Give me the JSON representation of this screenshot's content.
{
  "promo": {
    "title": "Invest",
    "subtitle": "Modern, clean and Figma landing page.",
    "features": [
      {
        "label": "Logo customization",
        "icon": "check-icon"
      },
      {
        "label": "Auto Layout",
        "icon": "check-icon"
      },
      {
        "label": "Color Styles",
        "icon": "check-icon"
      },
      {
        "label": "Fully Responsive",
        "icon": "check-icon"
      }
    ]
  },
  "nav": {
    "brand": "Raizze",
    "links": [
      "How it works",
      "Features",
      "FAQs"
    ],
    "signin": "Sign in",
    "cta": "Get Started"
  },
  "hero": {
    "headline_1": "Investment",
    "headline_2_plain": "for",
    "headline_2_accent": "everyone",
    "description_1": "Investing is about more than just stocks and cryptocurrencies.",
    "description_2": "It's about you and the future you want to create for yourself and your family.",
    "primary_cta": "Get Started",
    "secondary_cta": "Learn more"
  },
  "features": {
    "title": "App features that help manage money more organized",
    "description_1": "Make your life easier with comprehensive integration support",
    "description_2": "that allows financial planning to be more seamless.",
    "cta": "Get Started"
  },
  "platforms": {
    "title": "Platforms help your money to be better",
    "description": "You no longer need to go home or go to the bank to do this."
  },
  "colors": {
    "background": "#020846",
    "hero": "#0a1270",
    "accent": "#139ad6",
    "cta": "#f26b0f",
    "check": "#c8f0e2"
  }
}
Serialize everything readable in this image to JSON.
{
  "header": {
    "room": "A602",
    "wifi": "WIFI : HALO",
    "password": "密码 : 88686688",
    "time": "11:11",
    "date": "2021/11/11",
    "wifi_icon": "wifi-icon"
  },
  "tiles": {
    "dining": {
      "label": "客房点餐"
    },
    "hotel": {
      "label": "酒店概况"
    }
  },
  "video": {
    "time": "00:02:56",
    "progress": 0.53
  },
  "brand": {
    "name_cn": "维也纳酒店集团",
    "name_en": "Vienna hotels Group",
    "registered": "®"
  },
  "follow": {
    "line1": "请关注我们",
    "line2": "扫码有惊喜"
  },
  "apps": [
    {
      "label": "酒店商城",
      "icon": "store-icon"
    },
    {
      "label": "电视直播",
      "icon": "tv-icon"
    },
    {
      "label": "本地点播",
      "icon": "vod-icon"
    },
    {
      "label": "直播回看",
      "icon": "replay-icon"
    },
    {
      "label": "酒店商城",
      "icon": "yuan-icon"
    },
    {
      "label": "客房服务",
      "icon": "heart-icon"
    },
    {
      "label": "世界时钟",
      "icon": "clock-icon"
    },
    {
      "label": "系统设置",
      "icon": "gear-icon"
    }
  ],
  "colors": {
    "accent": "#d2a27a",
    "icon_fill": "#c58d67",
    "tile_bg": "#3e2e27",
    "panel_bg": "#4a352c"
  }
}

__Task to complete__. Set down every record above exactly as given.

__Exercise response__.
Give me the JSON representation of this screenshot's content.
{
  "promo": {
    "title": "Invest",
    "subtitle": "Modern, clean and Figma landing page.",
    "features": [
      {
        "label": "Logo customization",
        "icon": "check-icon"
      },
      {
        "label": "Auto Layout",
        "icon": "check-icon"
      },
      {
        "label": "Color Styles",
        "icon": "check-icon"
      },
      {
        "label": "Fully Responsive",
        "icon": "check-icon"
      }
    ]
  },
  "nav": {
    "brand": "Raizze",
    "links": [
      "How it works",
      "Features",
      "FAQs"
    ],
    "signin": "Sign in",
    "cta": "Get Started"
  },
  "hero": {
    "headline_1": "Investment",
    "headline_2_plain": "for",
    "headline_2_accent": "everyone",
    "description_1": "Investing is about more than just stocks and cryptocurrencies.",
    "description_2": "It's about you and the future you want to create for yourself and your family.",
    "primary_cta": "Get Started",
    "secondary_cta": "Learn more"
  },
  "features": {
    "title": "App features that help manage money more organized",
    "description_1": "Make your life easier with comprehensive integration support",
    "description_2": "that allows financial planning to be more seamless.",
    "cta": "Get Started"
  },
  "platforms": {
    "title": "Platforms help your money to be better",
    "description": "You no longer need to go home or go to the bank to do this."
  },
  "colors": {
    "background": "#020846",
    "hero": "#0a1270",
    "accent": "#139ad6",
    "cta": "#f26b0f",
    "check": "#c8f0e2"
  }
}
Serialize everything readable in this image to JSON.
{
  "header": {
    "room": "A602",
    "wifi": "WIFI : HALO",
    "password": "密码 : 88686688",
    "time": "11:11",
    "date": "2021/11/11",
    "wifi_icon": "wifi-icon"
  },
  "tiles": {
    "dining": {
      "label": "客房点餐"
    },
    "hotel": {
      "label": "酒店概况"
    }
  },
  "video": {
    "time": "00:02:56",
    "progress": 0.53
  },
  "brand": {
    "name_cn": "维也纳酒店集团",
    "name_en": "Vienna hotels Group",
    "registered": "®"
  },
  "follow": {
    "line1": "请关注我们",
    "line2": "扫码有惊喜"
  },
  "apps": [
    {
      "label": "酒店商城",
      "icon": "store-icon"
    },
    {
      "label": "电视直播",
      "icon": "tv-icon"
    },
    {
      "label": "本地点播",
      "icon": "vod-icon"
    },
    {
      "label": "直播回看",
      "icon": "replay-icon"
    },
    {
      "label": "酒店商城",
      "icon": "yuan-icon"
    },
    {
      "label": "客房服务",
      "icon": "heart-icon"
    },
    {
      "label": "世界时钟",
      "icon": "clock-icon"
    },
    {
      "label": "系统设置",
      "icon": "gear-icon"
    }
  ],
  "colors": {
    "accent": "#d2a27a",
    "icon_fill": "#c58d67",
    "tile_bg": "#3e2e27",
    "panel_bg": "#4a352c"
  }
}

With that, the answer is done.